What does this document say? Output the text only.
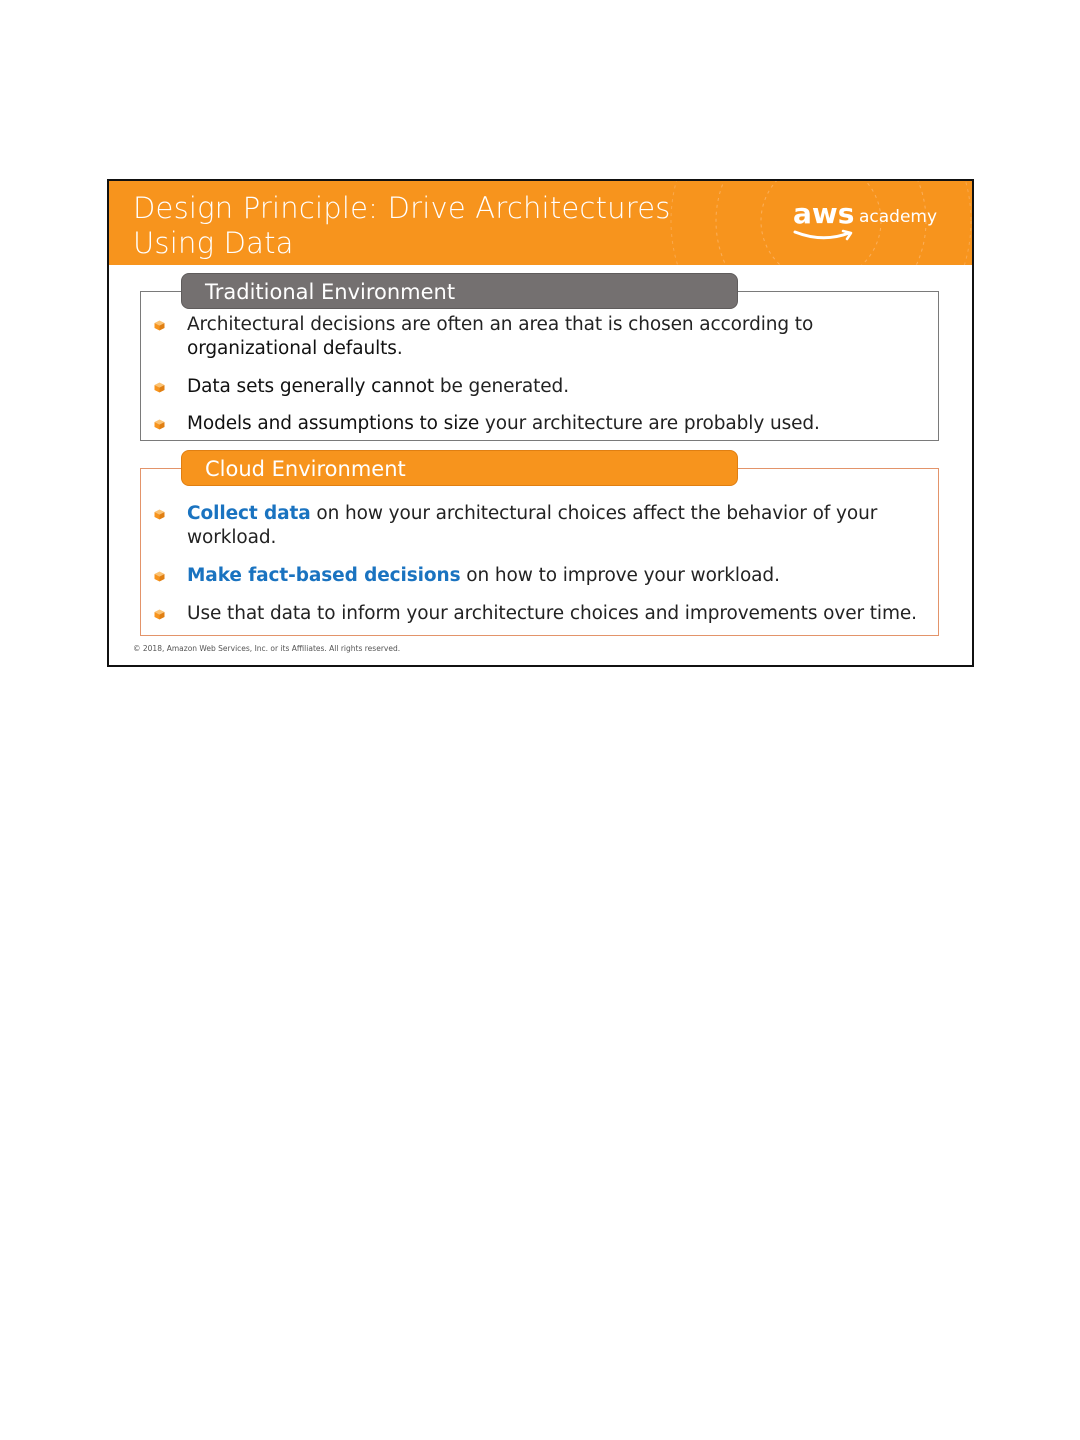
Design Principle: Drive Architectures
Using Data
aws academy
Traditional Environment
Architectural decisions are often an area that is chosen according to
organizational defaults.
Data sets generally cannot be generated.
Models and assumptions to size your architecture are probably used.
Cloud Environment
Collect data on how your architectural choices affect the behavior of your
workload.
Make fact-based decisions on how to improve your workload.
Use that data to inform your architecture choices and improvements over time.
© 2018, Amazon Web Services, Inc. or its Affiliates. All rights reserved.
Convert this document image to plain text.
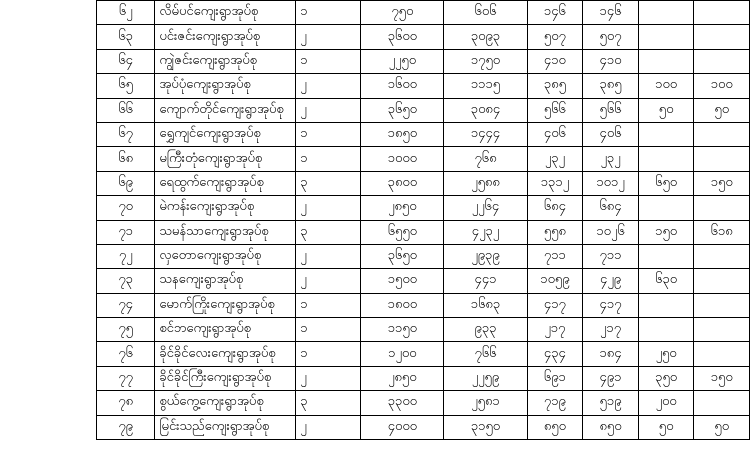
၆၂	လိမ်ပင်ကျေးရွာအုပ်စု	၁	၇၅၀	၆၀၆	၁၄၆	၁၄၆		
၆၃	ပင်းဇင်းကျေးရွာအုပ်စု	၂	၃၆၀၀	၃၀၉၃	၅၀၇	၅၀၇		
၆၄	ကျွဲဇင်းကျေးရွာအုပ်စု	၁	၂၂၅၀	၁၇၅၀	၄၁၀	၄၁၀		
၆၅	အုပ်ပုံကျေးရွာအုပ်စု	၂	၁၆၀၀	၁၁၁၅	၃၈၅	၃၈၅	၁၀၀	၁၀၀
၆၆	ကျောက်တိုင်ကျေးရွာအုပ်စု	၂	၃၆၅၀	၃၀၈၄	၅၆၆	၅၆၆	၅၀	၅၀
၆၇	ရွှေကျင်ကျေးရွာအုပ်စု	၁	၁၈၅၀	၁၄၄၄	၄၀၆	၄၀၆		
၆၈	မကြီးတုံကျေးရွာအုပ်စု	၁	၁၀၀၀	၇၆၈	၂၃၂	၂၃၂		
၆၉	ရေထွက်ကျေးရွာအုပ်စု	၃	၃၈၀၀	၂၅၈၈	၁၃၁၂	၁၀၁၂	၆၅၀	၁၅၀
၇၀	မဲကန်းကျေးရွာအုပ်စု	၂	၂၈၅၀	၂၂၆၄	၆၈၄	၆၈၄		
၇၁	သမန်သာကျေးရွာအုပ်စု	၃	၆၅၅၀	၄၂၃၂	၅၅၈	၁၀၂၆	၁၅၀	၆၁၈
၇၂	လှတောကျေးရွာအုပ်စု	၂	၃၆၅၀	၂၉၃၉	၇၁၁	၇၁၁		
၇၃	သနကျေးရွာအုပ်စု	၂	၁၅၀၀	၄၄၁	၁၀၅၉	၄၂၉	၆၃၀	
၇၄	မောက်ကြိုးကျေးရွာအုပ်စု	၁	၁၈၀၀	၁၆၈၃	၄၁၇	၄၁၇		
၇၅	စင်ဘကျေးရွာအုပ်စု	၁	၁၁၅၀	၉၃၃	၂၁၇	၂၁၇		
၇၆	ခိုင်ခိုင်လေးကျေးရွာအုပ်စု	၁	၁၂၀၀	၇၆၆	၄၃၄	၁၈၄	၂၅၀	
၇၇	ခိုင်ခိုင်ကြီးကျေးရွာအုပ်စု	၂	၂၈၅၀	၂၂၅၉	၆၉၁	၄၉၁	၃၅၀	၁၅၀
၇၈	စွယ်ကွေ့ကျေးရွာအုပ်စု	၃	၃၃၀၀	၂၅၈၁	၇၁၉	၅၁၉	၂၀၀	
၇၉	မြင်းသည်ကျေးရွာအုပ်စု	၂	၄၀၀၀	၃၁၅၀	၈၅၀	၈၅၀	၅၀	၅၀
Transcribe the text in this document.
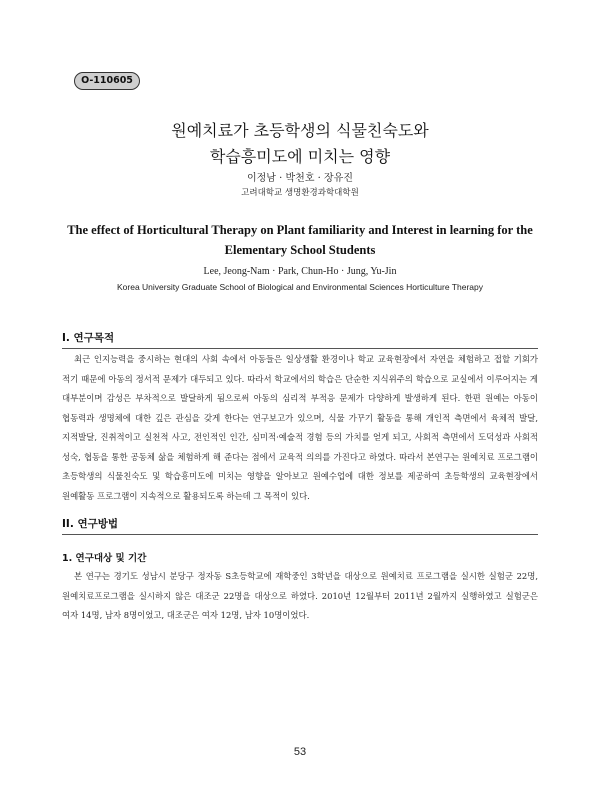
O-110605
원예치료가 초등학생의 식물친숙도와
학습흥미도에 미치는 영향
이정남 · 박천호 · 장유진
고려대학교 생명환경과학대학원
The effect of Horticultural Therapy on Plant familiarity and Interest in learning for the
Elementary School Students
Lee, Jeong-Nam · Park, Chun-Ho · Jung, Yu-Jin
Korea University Graduate School of Biological and Environmental Sciences Horticulture Therapy
I. 연구목적

최근 인지능력을 중시하는 현대의 사회 속에서 아동들은 일상생활 환경이나 학교 교육현장에서 자연을 체험하고 접할 기회가 적기 때문에 아동의 정서적 문제가 대두되고 있다. 따라서 학교에서의 학습은 단순한 지식위주의 학습으로 교실에서 이루어지는 게 대부분이며 감성은 부차적으로 발달하게 됨으로써 아동의 심리적 부적응 문제가 다양하게 발생하게 된다. 한편 원예는 아동이 협동력과 생명체에 대한 깊은 관심을 갖게 한다는 연구보고가 있으며, 식물 가꾸기 활동을 통해 개인적 측면에서 육체적 발달, 지적발달, 진취적이고 실천적 사고, 전인적인 인간, 심미적·예술적 경험 등의 가치를 얻게 되고, 사회적 측면에서 도덕성과 사회적 성숙, 협동을 통한 공동체 삶을 체험하게 해 준다는 점에서 교육적 의의를 가진다고 하였다. 따라서 본연구는 원예치료 프로그램이 초등학생의 식물친숙도 및 학습흥미도에 미치는 영향을 알아보고 원예수업에 대한 정보를 제공하여 초등학생의 교육현장에서 원예활동 프로그램이 지속적으로 활용되도록 하는데 그 목적이 있다.

II. 연구방법
1. 연구대상 및 기간

본 연구는 경기도 성남시 분당구 정자동 S초등학교에 재학중인 3학년을 대상으로 원예치료 프로그램을 실시한 실험군 22명, 원예치료프로그램을 실시하지 않은 대조군 22명을 대상으로 하였다. 2010년 12월부터 2011년 2월까지 실행하였고 실험군은 여자 14명, 남자 8명이었고, 대조군은 여자 12명, 남자 10명이었다.

53
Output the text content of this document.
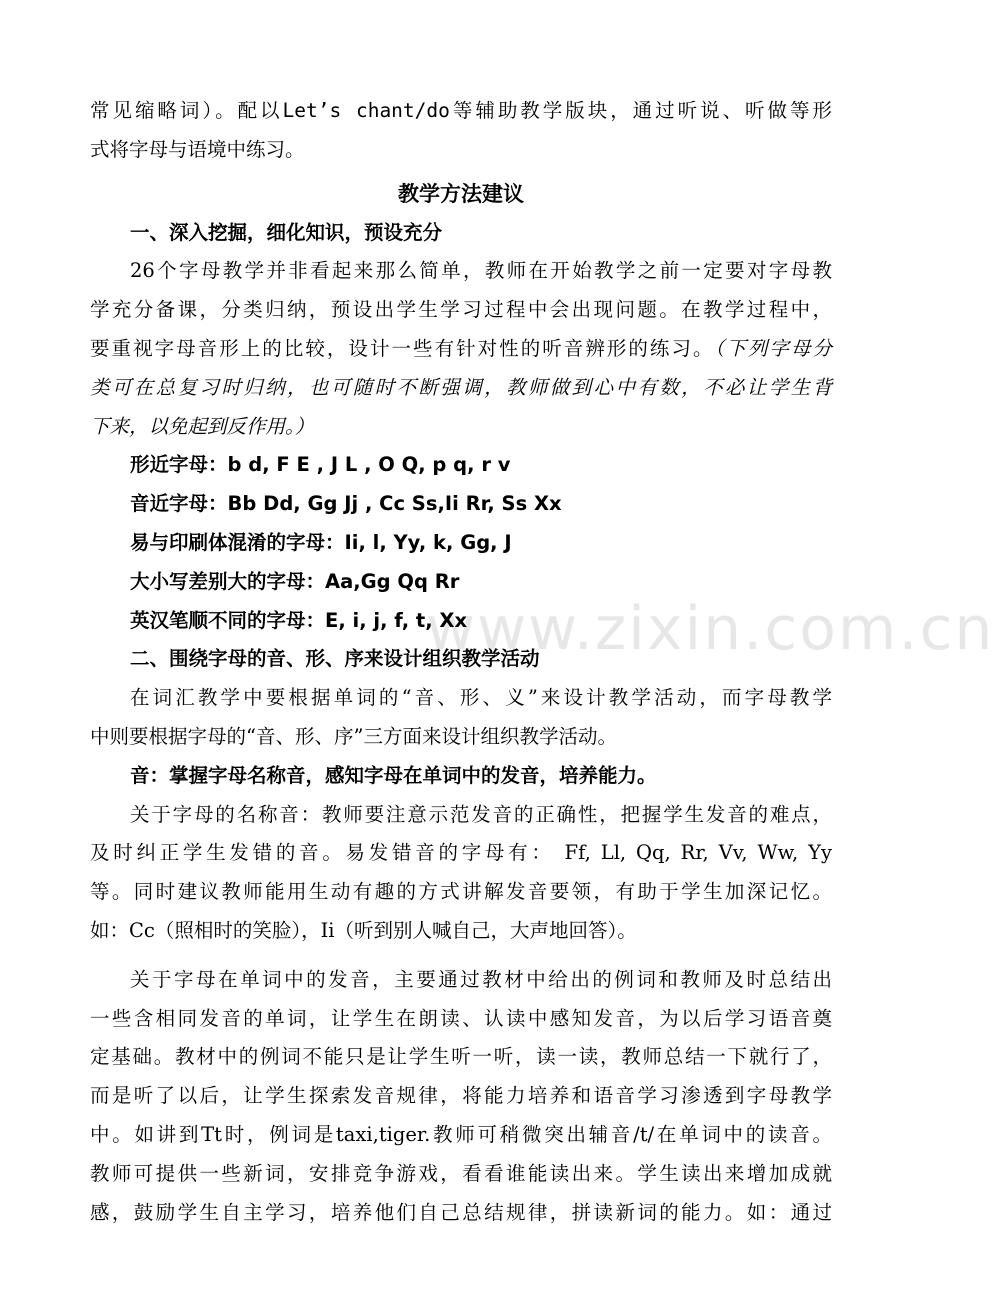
常见缩略词）。配以Let’s chant/do等辅助教学版块，通过听说、听做等形
式将字母与语境中练习。
教学方法建议
一、深入挖掘，细化知识，预设充分
26个字母教学并非看起来那么简单，教师在开始教学之前一定要对字母教
学充分备课，分类归纳，预设出学生学习过程中会出现问题。在教学过程中，
要重视字母音形上的比较，设计一些有针对性的听音辨形的练习。（下列字母分
类可在总复习时归纳，也可随时不断强调，教师做到心中有数，不必让学生背
下来，以免起到反作用。）
形近字母：b d, F E , J L , O Q, p q, r v
音近字母：Bb Dd, Gg Jj , Cc Ss,Ii Rr, Ss Xx
易与印刷体混淆的字母：Ii, l, Yy, k, Gg, J
大小写差别大的字母：Aa,Gg Qq Rr
英汉笔顺不同的字母：E, i, j, f, t, Xx
二、围绕字母的音、形、序来设计组织教学活动
在词汇教学中要根据单词的“音、形、义”来设计教学活动，而字母教学
中则要根据字母的“音、形、序”三方面来设计组织教学活动。
音：掌握字母名称音，感知字母在单词中的发音，培养能力。
关于字母的名称音：教师要注意示范发音的正确性，把握学生发音的难点，
及时纠正学生发错的音。易发错音的字母有： Ff, Ll, Qq, Rr, Vv, Ww, Yy
等。同时建议教师能用生动有趣的方式讲解发音要领，有助于学生加深记忆。
如：Cc（照相时的笑脸），Ii（听到别人喊自己，大声地回答）。
关于字母在单词中的发音，主要通过教材中给出的例词和教师及时总结出
一些含相同发音的单词，让学生在朗读、认读中感知发音，为以后学习语音奠
定基础。教材中的例词不能只是让学生听一听，读一读，教师总结一下就行了，
而是听了以后，让学生探索发音规律，将能力培养和语音学习渗透到字母教学
中。如讲到Tt时，例词是taxi,tiger.教师可稍微突出辅音/t/在单词中的读音。
教师可提供一些新词，安排竞争游戏，看看谁能读出来。学生读出来增加成就
感，鼓励学生自主学习，培养他们自己总结规律，拼读新词的能力。如：通过
www.zixin.com.cn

····················

What you have to do:
Copy all the data exactly as written, but skip any picture.

The completed task:
What does this document say? Output the text only.
Design Principle: Drive Architectures
Using Data
aws academy
Traditional Environment
Architectural decisions are often an area that is chosen according to
organizational defaults.
Data sets generally cannot be generated.
Models and assumptions to size your architecture are probably used.
Cloud Environment
Collect data on how your architectural choices affect the behavior of your
workload.
Make fact-based decisions on how to improve your workload.
Use that data to inform your architecture choices and improvements over time.
© 2018, Amazon Web Services, Inc. or its Affiliates. All rights reserved.
Convert this document image to plain text.
၆၂	လိမ်ပင်ကျေးရွာအုပ်စု	၁	၇၅၀	၆၀၆	၁၄၆	၁၄၆		
၆၃	ပင်းဇင်းကျေးရွာအုပ်စု	၂	၃၆၀၀	၃၀၉၃	၅၀၇	၅၀၇		
၆၄	ကျွဲဇင်းကျေးရွာအုပ်စု	၁	၂၂၅၀	၁၇၅၀	၄၁၀	၄၁၀		
၆၅	အုပ်ပုံကျေးရွာအုပ်စု	၂	၁၆၀၀	၁၁၁၅	၃၈၅	၃၈၅	၁၀၀	၁၀၀
၆၆	ကျောက်တိုင်ကျေးရွာအုပ်စု	၂	၃၆၅၀	၃၀၈၄	၅၆၆	၅၆၆	၅၀	၅၀
၆၇	ရွှေကျင်ကျေးရွာအုပ်စု	၁	၁၈၅၀	၁၄၄၄	၄၀၆	၄၀၆		
၆၈	မကြီးတုံကျေးရွာအုပ်စု	၁	၁၀၀၀	၇၆၈	၂၃၂	၂၃၂		
၆၉	ရေထွက်ကျေးရွာအုပ်စု	၃	၃၈၀၀	၂၅၈၈	၁၃၁၂	၁၀၁၂	၆၅၀	၁၅၀
၇၀	မဲကန်းကျေးရွာအုပ်စု	၂	၂၈၅၀	၂၂၆၄	၆၈၄	၆၈၄		
၇၁	သမန်သာကျေးရွာအုပ်စု	၃	၆၅၅၀	၄၂၃၂	၅၅၈	၁၀၂၆	၁၅၀	၆၁၈
၇၂	လှတောကျေးရွာအုပ်စု	၂	၃၆၅၀	၂၉၃၉	၇၁၁	၇၁၁		
၇၃	သနကျေးရွာအုပ်စု	၂	၁၅၀၀	၄၄၁	၁၀၅၉	၄၂၉	၆၃၀	
၇၄	မောက်ကြိုးကျေးရွာအုပ်စု	၁	၁၈၀၀	၁၆၈၃	၄၁၇	၄၁၇		
၇၅	စင်ဘကျေးရွာအုပ်စု	၁	၁၁၅၀	၉၃၃	၂၁၇	၂၁၇		
၇၆	ခိုင်ခိုင်လေးကျေးရွာအုပ်စု	၁	၁၂၀၀	၇၆၆	၄၃၄	၁၈၄	၂၅၀	
၇၇	ခိုင်ခိုင်ကြီးကျေးရွာအုပ်စု	၂	၂၈၅၀	၂၂၅၉	၆၉၁	၄၉၁	၃၅၀	၁၅၀
၇၈	စွယ်ကွေ့ကျေးရွာအုပ်စု	၃	၃၃၀၀	၂၅၈၁	၇၁၉	၅၁၉	၂၀၀	
၇၉	မြင်းသည်ကျေးရွာအုပ်စု	၂	၄၀၀၀	၃၁၅၀	၈၅၀	၈၅၀	၅၀	၅၀
Transcribe the text in this document.
O-110605
원예치료가 초등학생의 식물친숙도와
학습흥미도에 미치는 영향
이정남 · 박천호 · 장유진
고려대학교 생명환경과학대학원
The effect of Horticultural Therapy on Plant familiarity and Interest in learning for the
Elementary School Students
Lee, Jeong-Nam · Park, Chun-Ho · Jung, Yu-Jin
Korea University Graduate School of Biological and Environmental Sciences Horticulture Therapy
I. 연구목적

최근 인지능력을 중시하는 현대의 사회 속에서 아동들은 일상생활 환경이나 학교 교육현장에서 자연을 체험하고 접할 기회가 적기 때문에 아동의 정서적 문제가 대두되고 있다. 따라서 학교에서의 학습은 단순한 지식위주의 학습으로 교실에서 이루어지는 게 대부분이며 감성은 부차적으로 발달하게 됨으로써 아동의 심리적 부적응 문제가 다양하게 발생하게 된다. 한편 원예는 아동이 협동력과 생명체에 대한 깊은 관심을 갖게 한다는 연구보고가 있으며, 식물 가꾸기 활동을 통해 개인적 측면에서 육체적 발달, 지적발달, 진취적이고 실천적 사고, 전인적인 인간, 심미적·예술적 경험 등의 가치를 얻게 되고, 사회적 측면에서 도덕성과 사회적 성숙, 협동을 통한 공동체 삶을 체험하게 해 준다는 점에서 교육적 의의를 가진다고 하였다. 따라서 본연구는 원예치료 프로그램이 초등학생의 식물친숙도 및 학습흥미도에 미치는 영향을 알아보고 원예수업에 대한 정보를 제공하여 초등학생의 교육현장에서 원예활동 프로그램이 지속적으로 활용되도록 하는데 그 목적이 있다.

II. 연구방법
1. 연구대상 및 기간

본 연구는 경기도 성남시 분당구 정자동 S초등학교에 재학중인 3학년을 대상으로 원예치료 프로그램을 실시한 실험군 22명, 원예치료프로그램을 실시하지 않은 대조군 22명을 대상으로 하였다. 2010년 12월부터 2011년 2월까지 실행하였고 실험군은 여자 14명, 남자 8명이었고, 대조군은 여자 12명, 남자 10명이었다.

53
Output the text content of this document.
常见缩略词）。配以Let’s chant/do等辅助教学版块，通过听说、听做等形
式将字母与语境中练习。
教学方法建议
一、深入挖掘，细化知识，预设充分
26个字母教学并非看起来那么简单，教师在开始教学之前一定要对字母教
学充分备课，分类归纳，预设出学生学习过程中会出现问题。在教学过程中，
要重视字母音形上的比较，设计一些有针对性的听音辨形的练习。（下列字母分
类可在总复习时归纳，也可随时不断强调，教师做到心中有数，不必让学生背
下来，以免起到反作用。）
形近字母：b d, F E , J L , O Q, p q, r v
音近字母：Bb Dd, Gg Jj , Cc Ss,Ii Rr, Ss Xx
易与印刷体混淆的字母：Ii, l, Yy, k, Gg, J
大小写差别大的字母：Aa,Gg Qq Rr
英汉笔顺不同的字母：E, i, j, f, t, Xx
二、围绕字母的音、形、序来设计组织教学活动
在词汇教学中要根据单词的“音、形、义”来设计教学活动，而字母教学
中则要根据字母的“音、形、序”三方面来设计组织教学活动。
音：掌握字母名称音，感知字母在单词中的发音，培养能力。
关于字母的名称音：教师要注意示范发音的正确性，把握学生发音的难点，
及时纠正学生发错的音。易发错音的字母有： Ff, Ll, Qq, Rr, Vv, Ww, Yy
等。同时建议教师能用生动有趣的方式讲解发音要领，有助于学生加深记忆。
如：Cc（照相时的笑脸），Ii（听到别人喊自己，大声地回答）。
关于字母在单词中的发音，主要通过教材中给出的例词和教师及时总结出
一些含相同发音的单词，让学生在朗读、认读中感知发音，为以后学习语音奠
定基础。教材中的例词不能只是让学生听一听，读一读，教师总结一下就行了，
而是听了以后，让学生探索发音规律，将能力培养和语音学习渗透到字母教学
中。如讲到Tt时，例词是taxi,tiger.教师可稍微突出辅音/t/在单词中的读音。
教师可提供一些新词，安排竞争游戏，看看谁能读出来。学生读出来增加成就
感，鼓励学生自主学习，培养他们自己总结规律，拼读新词的能力。如：通过
www.zixin.com.cn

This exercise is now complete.